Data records
* * * * *

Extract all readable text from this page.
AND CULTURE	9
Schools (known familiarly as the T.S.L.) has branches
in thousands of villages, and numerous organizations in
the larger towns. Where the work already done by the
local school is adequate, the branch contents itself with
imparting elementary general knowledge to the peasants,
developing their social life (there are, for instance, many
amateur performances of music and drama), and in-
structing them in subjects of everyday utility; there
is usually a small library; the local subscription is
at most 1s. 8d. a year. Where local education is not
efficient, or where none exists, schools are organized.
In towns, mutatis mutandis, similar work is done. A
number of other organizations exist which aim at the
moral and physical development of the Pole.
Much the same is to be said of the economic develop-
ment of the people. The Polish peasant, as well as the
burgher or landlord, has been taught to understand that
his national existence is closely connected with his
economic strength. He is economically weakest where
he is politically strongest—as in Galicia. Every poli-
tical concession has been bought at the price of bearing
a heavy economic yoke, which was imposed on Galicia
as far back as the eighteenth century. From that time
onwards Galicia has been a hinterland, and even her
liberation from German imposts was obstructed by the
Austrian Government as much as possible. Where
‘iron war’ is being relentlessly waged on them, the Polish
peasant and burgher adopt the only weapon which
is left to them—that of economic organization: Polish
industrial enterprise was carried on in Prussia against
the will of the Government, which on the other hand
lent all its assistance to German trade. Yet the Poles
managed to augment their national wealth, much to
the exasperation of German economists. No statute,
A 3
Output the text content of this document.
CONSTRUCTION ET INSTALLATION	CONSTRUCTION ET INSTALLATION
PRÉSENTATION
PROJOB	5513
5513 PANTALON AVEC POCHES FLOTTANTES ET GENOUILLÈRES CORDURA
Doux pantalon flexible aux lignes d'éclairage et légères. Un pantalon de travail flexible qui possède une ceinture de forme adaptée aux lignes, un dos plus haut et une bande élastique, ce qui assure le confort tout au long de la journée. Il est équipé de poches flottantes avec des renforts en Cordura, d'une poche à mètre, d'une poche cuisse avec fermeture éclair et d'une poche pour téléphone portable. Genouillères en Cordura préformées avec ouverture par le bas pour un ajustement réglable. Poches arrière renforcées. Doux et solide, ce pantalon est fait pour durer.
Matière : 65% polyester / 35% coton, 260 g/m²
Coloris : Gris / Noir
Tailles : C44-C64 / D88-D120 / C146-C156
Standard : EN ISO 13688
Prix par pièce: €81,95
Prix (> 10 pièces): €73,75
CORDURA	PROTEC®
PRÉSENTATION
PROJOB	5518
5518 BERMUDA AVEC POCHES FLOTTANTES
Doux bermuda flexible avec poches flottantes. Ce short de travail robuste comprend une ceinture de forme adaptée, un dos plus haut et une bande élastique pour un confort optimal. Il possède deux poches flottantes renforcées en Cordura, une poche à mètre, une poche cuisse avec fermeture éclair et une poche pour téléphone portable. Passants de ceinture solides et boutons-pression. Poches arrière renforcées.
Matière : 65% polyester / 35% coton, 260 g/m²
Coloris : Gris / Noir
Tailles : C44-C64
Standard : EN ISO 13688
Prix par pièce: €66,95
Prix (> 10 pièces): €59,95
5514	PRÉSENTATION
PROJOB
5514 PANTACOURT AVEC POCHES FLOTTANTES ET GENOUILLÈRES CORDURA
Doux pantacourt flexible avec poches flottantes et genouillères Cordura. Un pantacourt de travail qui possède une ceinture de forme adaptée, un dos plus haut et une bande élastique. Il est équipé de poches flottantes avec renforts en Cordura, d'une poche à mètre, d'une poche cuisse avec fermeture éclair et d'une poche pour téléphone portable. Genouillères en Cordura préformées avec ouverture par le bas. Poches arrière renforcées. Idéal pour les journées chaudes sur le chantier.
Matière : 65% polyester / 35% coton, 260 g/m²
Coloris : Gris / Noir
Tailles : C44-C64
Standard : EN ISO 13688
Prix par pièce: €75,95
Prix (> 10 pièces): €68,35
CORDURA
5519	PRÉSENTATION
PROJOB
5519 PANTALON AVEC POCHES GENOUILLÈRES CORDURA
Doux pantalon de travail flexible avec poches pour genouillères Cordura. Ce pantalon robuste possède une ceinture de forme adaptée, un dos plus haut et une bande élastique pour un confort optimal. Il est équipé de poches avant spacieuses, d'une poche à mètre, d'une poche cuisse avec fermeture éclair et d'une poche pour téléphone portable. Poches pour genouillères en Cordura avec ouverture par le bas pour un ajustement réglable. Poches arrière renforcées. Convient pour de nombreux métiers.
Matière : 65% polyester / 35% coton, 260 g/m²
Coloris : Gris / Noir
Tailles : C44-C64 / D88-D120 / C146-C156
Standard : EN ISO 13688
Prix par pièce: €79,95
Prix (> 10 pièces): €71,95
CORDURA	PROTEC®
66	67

* * * * *

* _EXERCISE TASK_: Repeat the data above exactly.

* _SOLUTION_:
Extract all readable text from this page.
AND CULTURE	9
Schools (known familiarly as the T.S.L.) has branches
in thousands of villages, and numerous organizations in
the larger towns. Where the work already done by the
local school is adequate, the branch contents itself with
imparting elementary general knowledge to the peasants,
developing their social life (there are, for instance, many
amateur performances of music and drama), and in-
structing them in subjects of everyday utility; there
is usually a small library; the local subscription is
at most 1s. 8d. a year. Where local education is not
efficient, or where none exists, schools are organized.
In towns, mutatis mutandis, similar work is done. A
number of other organizations exist which aim at the
moral and physical development of the Pole.
Much the same is to be said of the economic develop-
ment of the people. The Polish peasant, as well as the
burgher or landlord, has been taught to understand that
his national existence is closely connected with his
economic strength. He is economically weakest where
he is politically strongest—as in Galicia. Every poli-
tical concession has been bought at the price of bearing
a heavy economic yoke, which was imposed on Galicia
as far back as the eighteenth century. From that time
onwards Galicia has been a hinterland, and even her
liberation from German imposts was obstructed by the
Austrian Government as much as possible. Where
‘iron war’ is being relentlessly waged on them, the Polish
peasant and burgher adopt the only weapon which
is left to them—that of economic organization: Polish
industrial enterprise was carried on in Prussia against
the will of the Government, which on the other hand
lent all its assistance to German trade. Yet the Poles
managed to augment their national wealth, much to
the exasperation of German economists. No statute,
A 3
Output the text content of this document.
CONSTRUCTION ET INSTALLATION	CONSTRUCTION ET INSTALLATION
PRÉSENTATION
PROJOB	5513
5513 PANTALON AVEC POCHES FLOTTANTES ET GENOUILLÈRES CORDURA
Doux pantalon flexible aux lignes d'éclairage et légères. Un pantalon de travail flexible qui possède une ceinture de forme adaptée aux lignes, un dos plus haut et une bande élastique, ce qui assure le confort tout au long de la journée. Il est équipé de poches flottantes avec des renforts en Cordura, d'une poche à mètre, d'une poche cuisse avec fermeture éclair et d'une poche pour téléphone portable. Genouillères en Cordura préformées avec ouverture par le bas pour un ajustement réglable. Poches arrière renforcées. Doux et solide, ce pantalon est fait pour durer.
Matière : 65% polyester / 35% coton, 260 g/m²
Coloris : Gris / Noir
Tailles : C44-C64 / D88-D120 / C146-C156
Standard : EN ISO 13688
Prix par pièce: €81,95
Prix (> 10 pièces): €73,75
CORDURA	PROTEC®
PRÉSENTATION
PROJOB	5518
5518 BERMUDA AVEC POCHES FLOTTANTES
Doux bermuda flexible avec poches flottantes. Ce short de travail robuste comprend une ceinture de forme adaptée, un dos plus haut et une bande élastique pour un confort optimal. Il possède deux poches flottantes renforcées en Cordura, une poche à mètre, une poche cuisse avec fermeture éclair et une poche pour téléphone portable. Passants de ceinture solides et boutons-pression. Poches arrière renforcées.
Matière : 65% polyester / 35% coton, 260 g/m²
Coloris : Gris / Noir
Tailles : C44-C64
Standard : EN ISO 13688
Prix par pièce: €66,95
Prix (> 10 pièces): €59,95
5514	PRÉSENTATION
PROJOB
5514 PANTACOURT AVEC POCHES FLOTTANTES ET GENOUILLÈRES CORDURA
Doux pantacourt flexible avec poches flottantes et genouillères Cordura. Un pantacourt de travail qui possède une ceinture de forme adaptée, un dos plus haut et une bande élastique. Il est équipé de poches flottantes avec renforts en Cordura, d'une poche à mètre, d'une poche cuisse avec fermeture éclair et d'une poche pour téléphone portable. Genouillères en Cordura préformées avec ouverture par le bas. Poches arrière renforcées. Idéal pour les journées chaudes sur le chantier.
Matière : 65% polyester / 35% coton, 260 g/m²
Coloris : Gris / Noir
Tailles : C44-C64
Standard : EN ISO 13688
Prix par pièce: €75,95
Prix (> 10 pièces): €68,35
CORDURA
5519	PRÉSENTATION
PROJOB
5519 PANTALON AVEC POCHES GENOUILLÈRES CORDURA
Doux pantalon de travail flexible avec poches pour genouillères Cordura. Ce pantalon robuste possède une ceinture de forme adaptée, un dos plus haut et une bande élastique pour un confort optimal. Il est équipé de poches avant spacieuses, d'une poche à mètre, d'une poche cuisse avec fermeture éclair et d'une poche pour téléphone portable. Poches pour genouillères en Cordura avec ouverture par le bas pour un ajustement réglable. Poches arrière renforcées. Convient pour de nombreux métiers.
Matière : 65% polyester / 35% coton, 260 g/m²
Coloris : Gris / Noir
Tailles : C44-C64 / D88-D120 / C146-C156
Standard : EN ISO 13688
Prix par pièce: €79,95
Prix (> 10 pièces): €71,95
CORDURA	PROTEC®
66	67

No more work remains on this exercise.